Copy out each line featuring the string "POWER" from the entries beneath.

>> START PROVIDED RECORDS

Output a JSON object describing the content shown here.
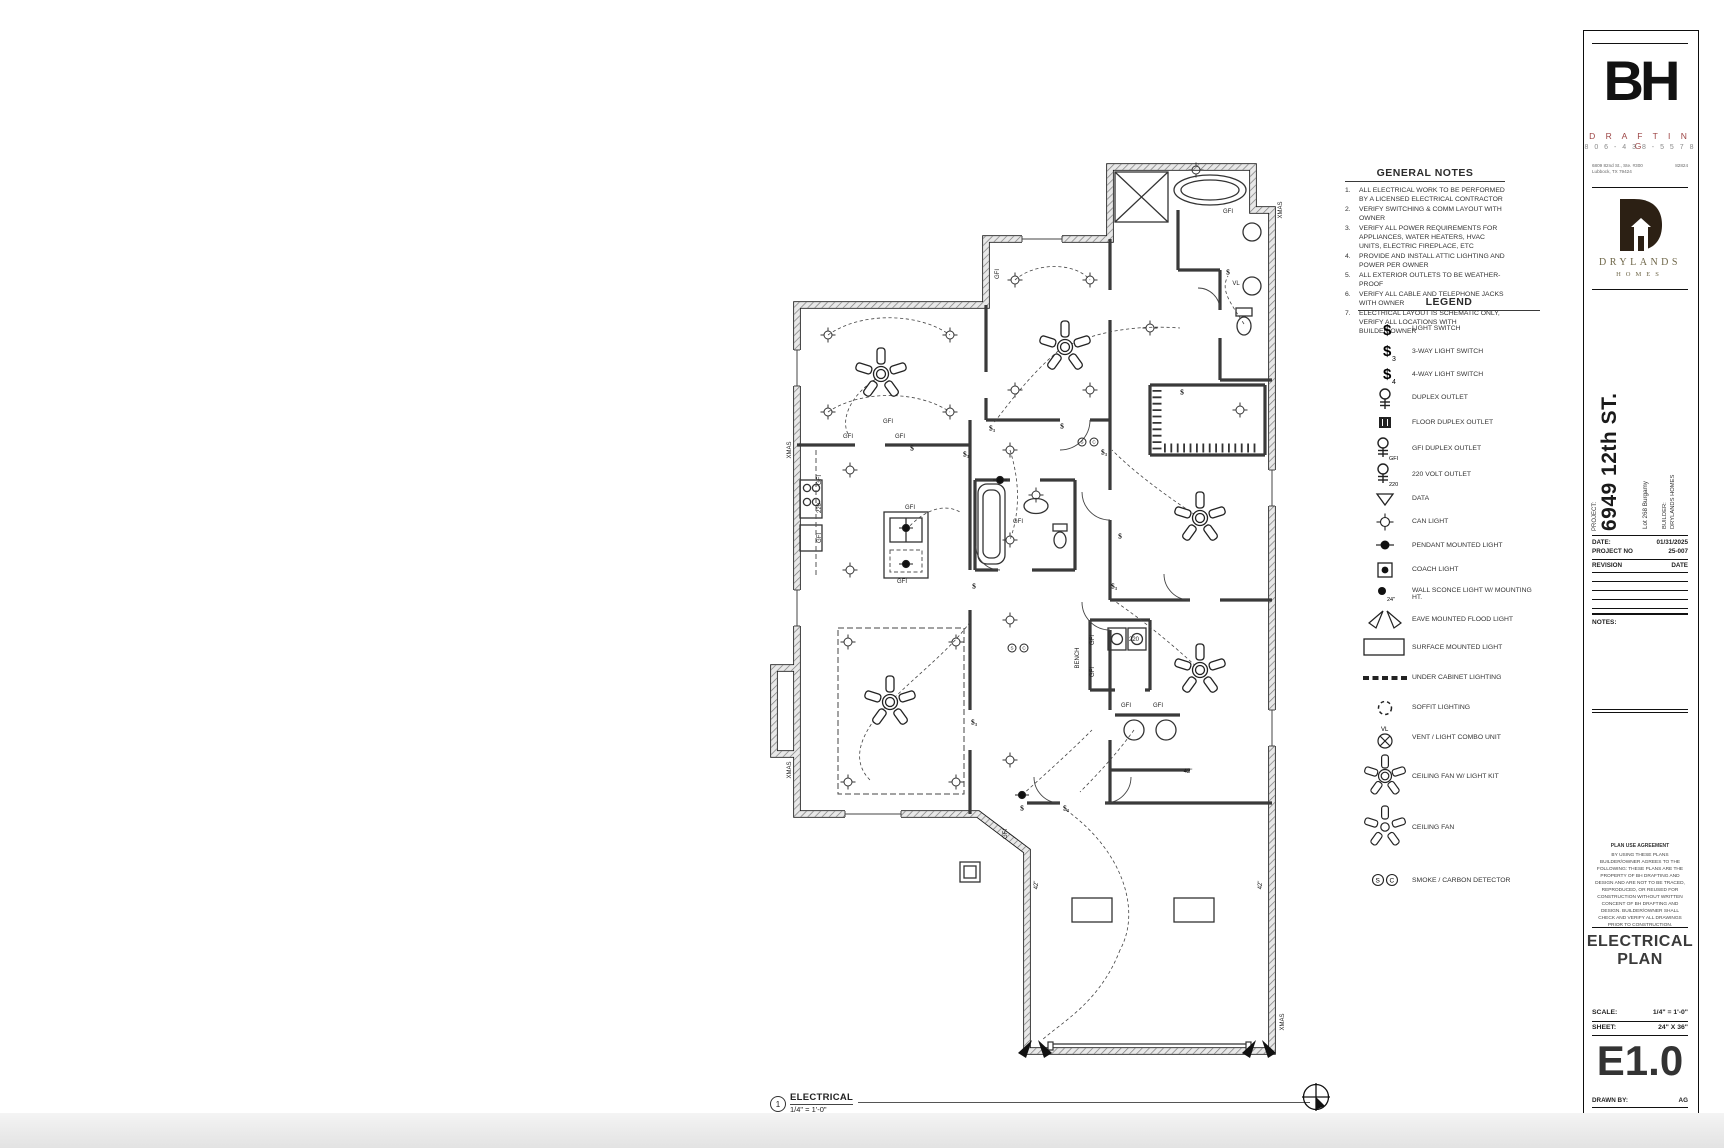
{
  "general_notes": {
    "title": "GENERAL NOTES",
    "items": [
      {
        "n": "1.",
        "t": "ALL ELECTRICAL WORK TO BE PERFORMED BY A LICENSED ELECTRICAL CONTRACTOR"
      },
      {
        "n": "2.",
        "t": "VERIFY SWITCHING & COMM LAYOUT WITH OWNER"
      },
      {
        "n": "3.",
        "t": "VERIFY ALL POWER REQUIREMENTS FOR APPLIANCES, WATER HEATERS, HVAC UNITS, ELECTRIC FIREPLACE, ETC"
      },
      {
        "n": "4.",
        "t": "PROVIDE AND INSTALL ATTIC LIGHTING AND POWER PER OWNER"
      },
      {
        "n": "5.",
        "t": "ALL EXTERIOR OUTLETS TO BE WEATHER-PROOF"
      },
      {
        "n": "6.",
        "t": "VERIFY ALL CABLE AND TELEPHONE JACKS WITH OWNER"
      },
      {
        "n": "7.",
        "t": "ELECTRICAL LAYOUT IS SCHEMATIC ONLY, VERIFY ALL LOCATIONS WITH BUILDER/OWNER"
      }
    ]
  },
  "legend": {
    "title": "LEGEND",
    "dollar": "$",
    "sub3": "3",
    "sub4": "4",
    "gfi": "GFI",
    "v220": "220",
    "ht24": "24\"",
    "vl": "VL",
    "smoke_s": "S",
    "smoke_c": "C",
    "items": [
      {
        "label": "LIGHT SWITCH"
      },
      {
        "label": "3-WAY LIGHT SWITCH"
      },
      {
        "label": "4-WAY LIGHT SWITCH"
      },
      {
        "label": "DUPLEX OUTLET"
      },
      {
        "label": "FLOOR DUPLEX OUTLET"
      },
      {
        "label": "GFI DUPLEX OUTLET"
      },
      {
        "label": "220 VOLT OUTLET"
      },
      {
        "label": "DATA"
      },
      {
        "label": "CAN LIGHT"
      },
      {
        "label": "PENDANT MOUNTED LIGHT"
      },
      {
        "label": "COACH LIGHT"
      },
      {
        "label": "WALL SCONCE LIGHT W/ MOUNTING HT."
      },
      {
        "label": "EAVE MOUNTED FLOOD LIGHT"
      },
      {
        "label": "SURFACE MOUNTED LIGHT"
      },
      {
        "label": "UNDER CABINET LIGHTING"
      },
      {
        "label": "SOFFIT LIGHTING"
      },
      {
        "label": "VENT / LIGHT COMBO UNIT"
      },
      {
        "label": "CEILING FAN W/ LIGHT KIT"
      },
      {
        "label": "CEILING FAN"
      },
      {
        "label": "SMOKE / CARBON DETECTOR"
      }
    ]
  },
  "drawing_label": {
    "number": "1",
    "title": "ELECTRICAL",
    "scale": "1/4\" = 1'-0\""
  },
  "north_label": "N",
  "plan": {
    "annotations": [
      {
        "t": "GFI",
        "x": 88,
        "y": 287
      },
      {
        "t": "GFI",
        "x": 140,
        "y": 287
      },
      {
        "t": "GFI",
        "x": 128,
        "y": 272
      },
      {
        "t": "GFI",
        "x": 150,
        "y": 358
      },
      {
        "t": "GFI",
        "x": 142,
        "y": 432
      },
      {
        "t": "GFI",
        "x": 60,
        "y": 330,
        "v": 1
      },
      {
        "t": "220",
        "x": 60,
        "y": 358,
        "v": 1
      },
      {
        "t": "GFI",
        "x": 60,
        "y": 388,
        "v": 1
      },
      {
        "t": "GFI",
        "x": 468,
        "y": 62
      },
      {
        "t": "GFI",
        "x": 258,
        "y": 372
      },
      {
        "t": "GFI",
        "x": 366,
        "y": 556
      },
      {
        "t": "GFI",
        "x": 398,
        "y": 556
      },
      {
        "t": "GFI",
        "x": 333,
        "y": 490,
        "v": 1
      },
      {
        "t": "GFI",
        "x": 333,
        "y": 522,
        "v": 1
      },
      {
        "t": "220",
        "x": 374,
        "y": 490
      },
      {
        "t": "GFI",
        "x": 238,
        "y": 124,
        "v": 1
      },
      {
        "t": "GFI",
        "x": 246,
        "y": 684,
        "v": 1
      },
      {
        "t": "XMAS",
        "x": 30,
        "y": 300,
        "v": 1
      },
      {
        "t": "XMAS",
        "x": 30,
        "y": 620,
        "v": 1
      },
      {
        "t": "XMAS",
        "x": 521,
        "y": 60,
        "v": 1
      },
      {
        "t": "XMAS",
        "x": 523,
        "y": 872,
        "v": 1
      },
      {
        "t": "42\"",
        "x": 277,
        "y": 735,
        "v": 1
      },
      {
        "t": "42\"",
        "x": 501,
        "y": 735,
        "v": 1
      },
      {
        "t": "42\"",
        "x": 428,
        "y": 622
      },
      {
        "t": "BENCH",
        "x": 318,
        "y": 508,
        "v": 1
      },
      {
        "t": "VL",
        "x": 476,
        "y": 134
      },
      {
        "t": "$",
        "x": 152,
        "y": 298,
        "c": "sw"
      },
      {
        "t": "$₃",
        "x": 206,
        "y": 304,
        "c": "sw"
      },
      {
        "t": "$₃",
        "x": 232,
        "y": 278,
        "c": "sw"
      },
      {
        "t": "$",
        "x": 302,
        "y": 276,
        "c": "sw"
      },
      {
        "t": "$₃",
        "x": 344,
        "y": 302,
        "c": "sw"
      },
      {
        "t": "$",
        "x": 422,
        "y": 242,
        "c": "sw"
      },
      {
        "t": "$₃",
        "x": 354,
        "y": 436,
        "c": "sw"
      },
      {
        "t": "$",
        "x": 214,
        "y": 436,
        "c": "sw"
      },
      {
        "t": "$₃",
        "x": 214,
        "y": 572,
        "c": "sw"
      },
      {
        "t": "$",
        "x": 262,
        "y": 658,
        "c": "sw"
      },
      {
        "t": "$₃",
        "x": 306,
        "y": 658,
        "c": "sw"
      },
      {
        "t": "$",
        "x": 468,
        "y": 122,
        "c": "sw"
      },
      {
        "t": "$",
        "x": 360,
        "y": 386,
        "c": "sw"
      },
      {
        "t": "S",
        "x": 322,
        "y": 292,
        "c": "circ"
      },
      {
        "t": "C",
        "x": 334,
        "y": 292,
        "c": "circ"
      },
      {
        "t": "S",
        "x": 252,
        "y": 498,
        "c": "circ"
      },
      {
        "t": "C",
        "x": 264,
        "y": 498,
        "c": "circ"
      }
    ]
  },
  "title_block": {
    "bh": {
      "word": "BH",
      "drafting": "D R A F T I N G",
      "phone": "8 0 6 - 4 3 8 - 5 5 7 8",
      "addr1": "6809 82nd St., Ste. #300",
      "addr2": "Lubbock, TX 79424",
      "addr_right": "82824",
      "accent": "#9c4444"
    },
    "drylands": {
      "name": "DRYLANDS",
      "homes": "HOMES",
      "name_color": "#6e6648",
      "logo_color": "#2c2014"
    },
    "project": {
      "label": "PROJECT:",
      "name": "6949 12th ST.",
      "lot": "Lot 268 Burgamy",
      "builder_label": "BUILDER:",
      "builder": "DRYLANDS HOMES"
    },
    "meta": {
      "date_label": "DATE:",
      "date": "01/31/2025",
      "pno_label": "PROJECT NO",
      "pno": "25-007",
      "rev_label": "REVISION",
      "rev_date_label": "DATE"
    },
    "notes_label": "NOTES:",
    "plan_use": {
      "title": "PLAN USE AGREEMENT",
      "body": "BY USING THESE PLANS BUILDER/OWNER AGREES TO THE FOLLOWING: THESE PLANS ARE THE PROPERTY OF BH DRAFTING AND DESIGN AND ARE NOT TO BE TRACED, REPRODUCED, OR REUSED FOR CONSTRUCTION WITHOUT WRITTEN CONCENT OF BH DRAFTING AND DESIGN. BUILDER/OWNER SHALL CHECK AND VERIFY ALL DRAWINGS PRIOR TO CONSTRUCTION."
    },
    "sheet_title_1": "ELECTRICAL",
    "sheet_title_2": "PLAN",
    "scale_label": "SCALE:",
    "scale_value": "1/4\" = 1'-0\"",
    "sheet_label": "SHEET:",
    "sheet_value": "24\" X 36\"",
    "sheet_number": "E1.0",
    "drawn_label": "DRAWN BY:",
    "drawn_value": "AG"
  }
}
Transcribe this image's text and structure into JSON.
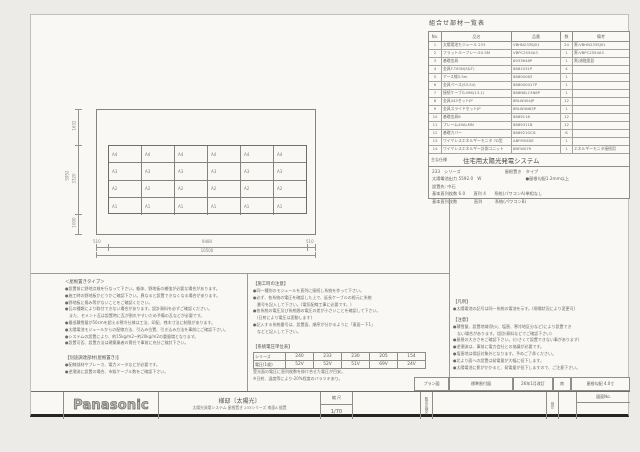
{
  "palette": {
    "paper": "#f9f8f5",
    "line": "#85847f",
    "text": "#5c5b57",
    "heavy_rule": "#26251f"
  },
  "parts_table": {
    "title": "組合せ部材一覧表",
    "headers": [
      "No.",
      "品名",
      "品番",
      "数",
      "備考"
    ],
    "rows": [
      {
        "no": "1",
        "name": "太陽電池モジュール 233",
        "code": "VBHN233SJ01",
        "qty": "24",
        "note": "黒:VBHN233SJ01"
      },
      {
        "no": "2",
        "name": "フラットルーフレール5.5M",
        "code": "VBPC2554A3",
        "qty": "1",
        "note": "黒:VBPC2554A3"
      },
      {
        "no": "3",
        "name": "基礎金具",
        "code": "8933648P",
        "qty": "1",
        "note": "黒/溶融亜鉛"
      },
      {
        "no": "4",
        "name": "金具F-T63N(S&T)",
        "code": "8881031P",
        "qty": "4",
        "note": ""
      },
      {
        "no": "5",
        "name": "アース線3.5m",
        "code": "88800063",
        "qty": "1",
        "note": ""
      },
      {
        "no": "6",
        "name": "金具ベース(S3,S4)",
        "code": "888000417P",
        "qty": "1",
        "note": ""
      },
      {
        "no": "7",
        "name": "接続ケーブル496(13-1)",
        "code": "888N8L13N8P",
        "qty": "1",
        "note": ""
      },
      {
        "no": "8",
        "name": "金具443セットJP",
        "code": "8RLW404JP",
        "qty": "12",
        "note": ""
      },
      {
        "no": "9",
        "name": "金具スライドセットJP",
        "code": "8RLW4N63P",
        "qty": "1",
        "note": ""
      },
      {
        "no": "10",
        "name": "基礎金具B",
        "code": "8889116",
        "qty": "12",
        "note": ""
      },
      {
        "no": "11",
        "name": "フレーム49ALMN",
        "code": "8889311B",
        "qty": "12",
        "note": ""
      },
      {
        "no": "12",
        "name": "基礎カバー",
        "code": "888921GC8",
        "qty": "8",
        "note": ""
      },
      {
        "no": "13",
        "name": "ワイヤレスエネルギーモニタ 7D型",
        "code": "ABFM05DE",
        "qty": "1",
        "note": ""
      },
      {
        "no": "14",
        "name": "ワイヤレスエネルギー計測ユニット",
        "code": "8BFW079",
        "qty": "1",
        "note": "エネルギーモニタ接続用"
      }
    ]
  },
  "spec": {
    "label": "主な仕様",
    "system": "住宅用太陽光発電システム",
    "series": "233　シリーズ",
    "type": "屋根置き　タイプ",
    "output": "太陽電池出力 5592.0　W",
    "output_note": "●屋根勾配1.2mm以上",
    "dest": "設置先: 中石",
    "line_a": "基本直列枚数 6.0　　直列 4　　系統(パワコンA)単相なし",
    "line_b": "基本直列枚数　　　　直列　　　系統(パワコンB)"
  },
  "drawing": {
    "row_labels": [
      "A4",
      "A3",
      "A2",
      "A1"
    ],
    "cols": 6,
    "dim_v_top": "1632",
    "dim_v_mid": "3320",
    "dim_v_total": "5952",
    "dim_v_bottom": "1000",
    "dim_h_left": "510",
    "dim_h_center": "9480",
    "dim_h_right": "510",
    "dim_h_total": "10500"
  },
  "notes_left": {
    "title": "＜屋根置きタイプ＞",
    "items": [
      "●設置前に野地点検を行なって下さい。躯体、野地板の補強が必要な場合があります。",
      "●施工時の野地板かどうかご確認下さい。異なると設置できなくなる場合があります。",
      "●野地板に傷み等がないことをご確認ください。",
      "●瓦の種類により取付できない場合があります。設計資料を必ずご確認ください。",
      "　また、セメント瓦は設置時に瓦が割れやすいため予備の瓦などが必要です。",
      "●最低積雪量が50cmを超える寒冷仕様は工法、印配、桟木寸法に制限があります。",
      "●太陽電池モジュールからの配線方法、引込み位置、引き込み方法を事前にご確認下さい。",
      "●システムの設置により、約15kg/m2~約20kg/m2の重量増となります。",
      "●設置可否、設置方法は建築業者の責任で事前に充分ご検討下さい。"
    ]
  },
  "notes_left2": {
    "title": "【別途調達部材(屋根置き)】",
    "items": [
      "●配線部材やブレーカ、電力メータなどが必要です。",
      "●逆潮流に設置の場合、市販ケーブル数をご確認下さい。"
    ]
  },
  "notes_mid": {
    "title": "【施工時の注意】",
    "items": [
      "●同一種別のモジュールを直列に接続し系統を作って下さい。",
      "●必ず、各系統の電圧を確認した上で、延長ケーブルの根元に系統",
      "　番号を記入して下さい。(電気配線工事に必要です。)",
      "●各系統の電圧及び系統間の電圧の差が小さいことを確認して下さい。",
      "　(日射により電圧は変動します)",
      "●記入する系統番号は、設置面、順序が分かるように「東面一下1」",
      "　などと記入して下さい。"
    ]
  },
  "voltage_table": {
    "title": "【系統電圧単位表】",
    "row1_label": "シリーズ",
    "row2_label": "電圧(1枚)",
    "series": [
      "240",
      "233",
      "230",
      "205",
      "154"
    ],
    "volts": [
      "52V",
      "52V",
      "51V",
      "69V",
      "24V"
    ],
    "notes": [
      "受光面の電圧に直列枚数を掛け合せた電圧が目安。",
      "※日射、温度等により-20%程度のバラツキあり。"
    ]
  },
  "notes_right": {
    "legend_title": "【凡例】",
    "legend_items": [
      "●太陽電池の記号は同一系統の電池を示す。(現場状況により変更可)"
    ],
    "caution_title": "【注意】",
    "items": [
      "●積雪量、設置地域(防火、塩害、寒冷地区分など)により設置でき",
      "　ない場合があります。(設計資料などでご確認下さい)",
      "●屋根の大きさをご確認下さい。(小さくて設置できない事があります)",
      "●逆潮流は、事前に電力会社との協議が必要です。",
      "●塩害地は保証対象外となります。予めご了承ください。",
      "●北より面への設置は発電量が大幅に低下します。",
      "●太陽電池に影がかかると、発電量が低下しますので、ご注意下さい。"
    ]
  },
  "titleblock": {
    "toprow": [
      "プラン図",
      "標準割付図",
      "26年1月改訂",
      "南",
      "屋根勾配 4.0寸"
    ],
    "logo": "Panasonic",
    "title": "様邸〔太陽光〕",
    "subtitle": "太陽光発電システム 屋根置き 233シリーズ 南面A 据置",
    "scale_label": "縮 尺",
    "scale_value": "1/70",
    "dealer_label": "販売店様名",
    "stamp_label": "検印",
    "figno_label": "図面No."
  }
}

>> END PROVIDED RECORDS

▶ **RESULT OF THE TASK**:
        "t": "VERIFY ALL POWER REQUIREMENTS FOR APPLIANCES, WATER HEATERS, HVAC UNITS, ELECTRIC FIREPLACE, ETC"
        "t": "PROVIDE AND INSTALL ATTIC LIGHTING AND POWER PER OWNER"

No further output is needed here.